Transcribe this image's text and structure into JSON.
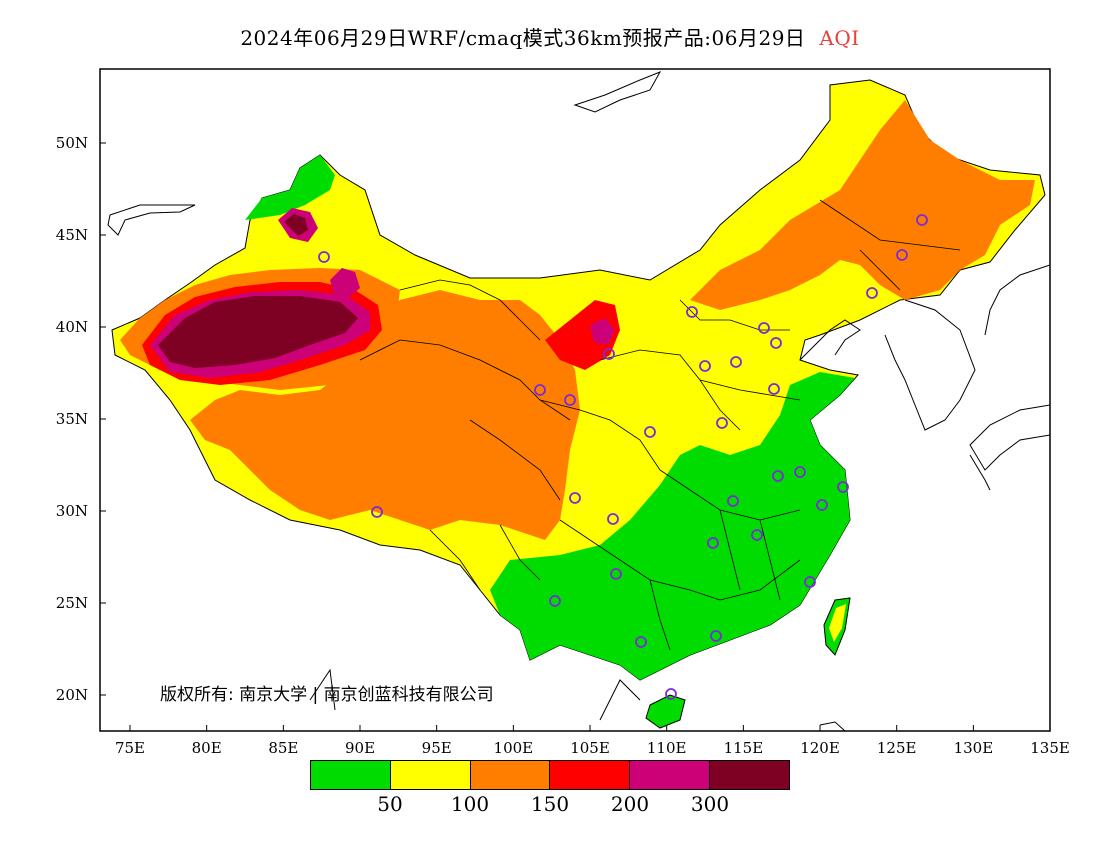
{
  "title": {
    "main": "2024年06月29日WRF/cmaq模式36km预报产品:06月29日",
    "variable": "AQI",
    "variable_color": "#e8403a"
  },
  "axes": {
    "lat_labels": [
      "50N",
      "45N",
      "40N",
      "35N",
      "30N",
      "25N",
      "20N"
    ],
    "lon_labels": [
      "75E",
      "80E",
      "85E",
      "90E",
      "95E",
      "100E",
      "105E",
      "110E",
      "115E",
      "120E",
      "125E",
      "130E",
      "135E"
    ]
  },
  "legend": {
    "colors": [
      "#00dc00",
      "#ffff00",
      "#ff7e00",
      "#ff0000",
      "#cc0077",
      "#7e0023"
    ],
    "labels": [
      "50",
      "100",
      "150",
      "200",
      "300"
    ]
  },
  "copyright": "版权所有: 南京大学 | 南京创蓝科技有限公司",
  "station_marker_color": "#7b2cd6"
}
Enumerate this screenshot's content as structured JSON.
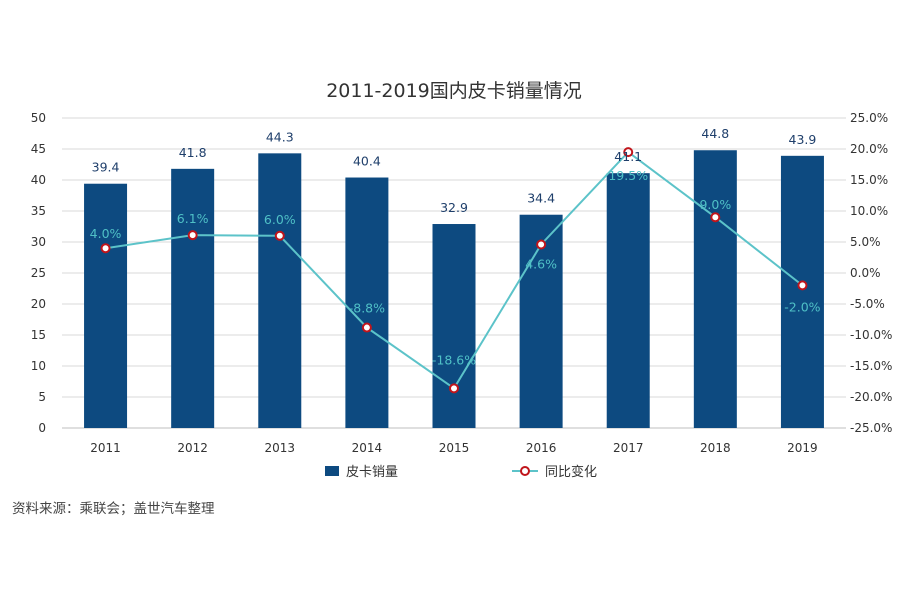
{
  "chart_data": {
    "type": "bar",
    "title": "2011-2019国内皮卡销量情况",
    "categories": [
      "2011",
      "2012",
      "2013",
      "2014",
      "2015",
      "2016",
      "2017",
      "2018",
      "2019"
    ],
    "series": [
      {
        "name": "皮卡销量",
        "kind": "bar",
        "axis": "left",
        "color": "#0d4a80",
        "values": [
          39.4,
          41.8,
          44.3,
          40.4,
          32.9,
          34.4,
          41.1,
          44.8,
          43.9
        ],
        "labels": [
          "39.4",
          "41.8",
          "44.3",
          "40.4",
          "32.9",
          "34.4",
          "41.1",
          "44.8",
          "43.9"
        ]
      },
      {
        "name": "同比变化",
        "kind": "line",
        "axis": "right",
        "color": "#5cc3c9",
        "marker_color": "#c0151b",
        "values": [
          4.0,
          6.1,
          6.0,
          -8.8,
          -18.6,
          4.6,
          19.5,
          9.0,
          -2.0
        ],
        "labels": [
          "4.0%",
          "6.1%",
          "6.0%",
          "-8.8%",
          "-18.6%",
          "4.6%",
          "19.5%",
          "9.0%",
          "-2.0%"
        ]
      }
    ],
    "y_left": {
      "min": 0,
      "max": 50,
      "step": 5,
      "ticks": [
        "0",
        "5",
        "10",
        "15",
        "20",
        "25",
        "30",
        "35",
        "40",
        "45",
        "50"
      ]
    },
    "y_right": {
      "min": -25,
      "max": 25,
      "step": 5,
      "ticks": [
        "-25.0%",
        "-20.0%",
        "-15.0%",
        "-10.0%",
        "-5.0%",
        "0.0%",
        "5.0%",
        "10.0%",
        "15.0%",
        "20.0%",
        "25.0%"
      ]
    },
    "grid": true,
    "legend_position": "bottom"
  },
  "source_note": "资料来源：乘联会；盖世汽车整理"
}
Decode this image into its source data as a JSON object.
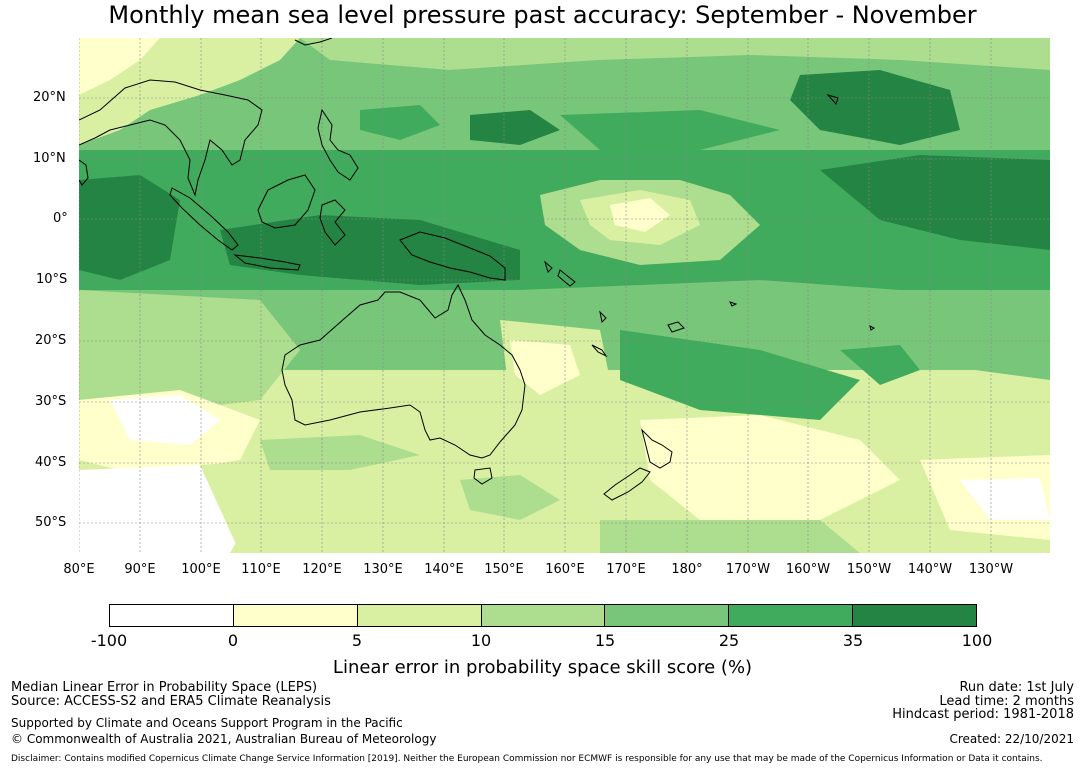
{
  "title": "Monthly mean sea level pressure past accuracy: September - November",
  "map": {
    "lat_labels": [
      "20°N",
      "10°N",
      "0°",
      "10°S",
      "20°S",
      "30°S",
      "40°S",
      "50°S"
    ],
    "lon_labels": [
      "80°E",
      "90°E",
      "100°E",
      "110°E",
      "120°E",
      "130°E",
      "140°E",
      "150°E",
      "160°E",
      "170°E",
      "180°",
      "170°W",
      "160°W",
      "150°W",
      "140°W",
      "130°W"
    ],
    "coastline_color": "#000000",
    "gridline_color": "#888888",
    "bin_colors": [
      "#ffffff",
      "#ffffcc",
      "#d9f0a3",
      "#addd8e",
      "#78c679",
      "#41ab5d",
      "#238443"
    ]
  },
  "colorbar": {
    "ticks": [
      "-100",
      "0",
      "5",
      "10",
      "15",
      "25",
      "35",
      "100"
    ],
    "colors": [
      "#ffffff",
      "#ffffcc",
      "#d9f0a3",
      "#addd8e",
      "#78c679",
      "#41ab5d",
      "#238443"
    ],
    "label": "Linear error in probability space skill score (%)"
  },
  "footer": {
    "method": "Median Linear Error in Probability Space (LEPS)",
    "source": "Source: ACCESS-S2 and ERA5 Climate Reanalysis",
    "supported": "Supported by Climate and Oceans Support Program in the Pacific",
    "copyright": "© Commonwealth of Australia 2021, Australian Bureau of Meteorology",
    "run_date": "Run date: 1st July",
    "lead_time": "Lead time: 2 months",
    "hindcast": "Hindcast period: 1981-2018",
    "created": "Created: 22/10/2021",
    "disclaimer": "Disclaimer: Contains modified Copernicus Climate Change Service Information [2019]. Neither the European Commission nor ECMWF is responsible for any use that may be made of the Copernicus Information or Data it contains."
  }
}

========================================================================

Problem details:
Identify the lines that hold the word "title". Copy every one of them.

Exercise result:
  "title": {
    "title": "2011-2019国内皮卡销量情况",
  "title": "Monthly mean sea level pressure past accuracy: September - November",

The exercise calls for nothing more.